* [Text extract]:
>> BEGIN

An ESB enables service virtualization, which provides many dimensions of 
decoupling between service requesters and service providers.

An ESB provides a level of indirection and decoupling between service 
requesters and service providers that enables better separation of 
concerns.
In other words, /integration logic/ (such as protocol transformation, 
message format transformation, and so on) is separated from /business 
logic/ (that is, the actual function that a service performs).
An ESB can provide virtualized services that can effectively wrap 
existing application logic with a standards-based service interface.
Hence, the ESB helps to bridge the gap between the business problem 
(that is, providing a flexible set of services that can implement 
required business processes) and the existing IT environment with all 
its protocols and formats and existing legacy applications.

The data transformation pattern by Thomas Erl, if applied in the ESB 
layer it would not be point-to-point integration.
It will explore the benefits of the ESB such as virtualization of: 
*Location and identity*, *Interaction protocol, **Interface, **Qualities 
of (Interaction) Service (QoS)
Each pattern has a useful using in some conditions and have some draw 
back of course and he stated that in his pattern.
*

*
*
*The Impacts* of Maintaining the standardization of contract schemas can 
introduce significant governance effort and cultural challenges. *These 
would lead to failure in traditional EAI and SOA too.
To answer your question of "*how to keep business logic away from the 
bus, while isolating service consumers and providers on a syntactic and 
semantic level ?", which is not an easy question to answered, I would 
suggest the following:
Layered architecture for information exchange that blends together 
existing concepts of Levels of Information Systems Interoperability and 
Levels of Conceptual Interoperability.

>> END

* [Material]:
>> BEGIN

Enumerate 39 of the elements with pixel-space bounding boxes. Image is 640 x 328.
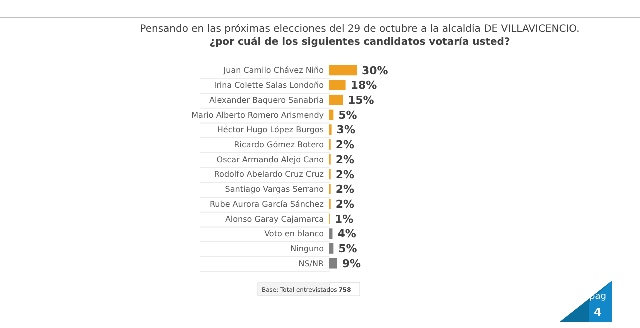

>> END

* [Problem A]: Repeat the ESB passage word for word, everything from "An ESB can provide" down to "be point-to-point integration.".
* [Problem B]: Go on with the ESB passage, picking up after its last sentence.
The material here comes from a different source than the ESB passage.

* [Expected output A]:
An ESB can provide virtualized services that can effectively wrap 
existing application logic with a standards-based service interface.
Hence, the ESB helps to bridge the gap between the business problem 
(that is, providing a flexible set of services that can implement 
required business processes) and the existing IT environment with all 
its protocols and formats and existing legacy applications.

The data transformation pattern by Thomas Erl, if applied in the ESB 
layer it would not be point-to-point integration.

* [Expected output B]:
Let's distinguish some terminology first:


Syntax focuses on a structure and adherence to the rules that govern 
that structure.

Semantics: Low level semantics focuses on definitions and attributes of 
terms; high level semantics focuses on the combined meaning of multiple 
terms.

Pragmatics: considers data use in relation to its structure and the 
context of application.

Then we have to consider Levels of Information Systems Interoperability: 
Enterprise, domain, functions, connected, & isolated.
Although the LISI models are used successfully to determine the degree 
of interoperability between information technology systems, they do not 
provide a systematic formulation of the underlying properties of 
information exchange.

To remady, Tolk, A., and Muguira, J.A. introduced the Levels of 
Conceptual Interoperability Model (LCIM) in which there are various 
levels of interoperability between participating systems: Conceptual, 
Dynamic, Pragmatic, Semantic, Syntactic, Technical, and Stand alone.

Syntactic (Introduces a common structure to exchange information,) 
requires a common information exchange reference model.

Semantic (The meaning of the data is shared) requires that a common data 
format is used.

Pragmatic interoperability require that the use of data be mutually 
understood, where the term “use” is interpreted as the context of its 
application.


You have to choose the best combinations that fit your current and 
future requirements and plan for them.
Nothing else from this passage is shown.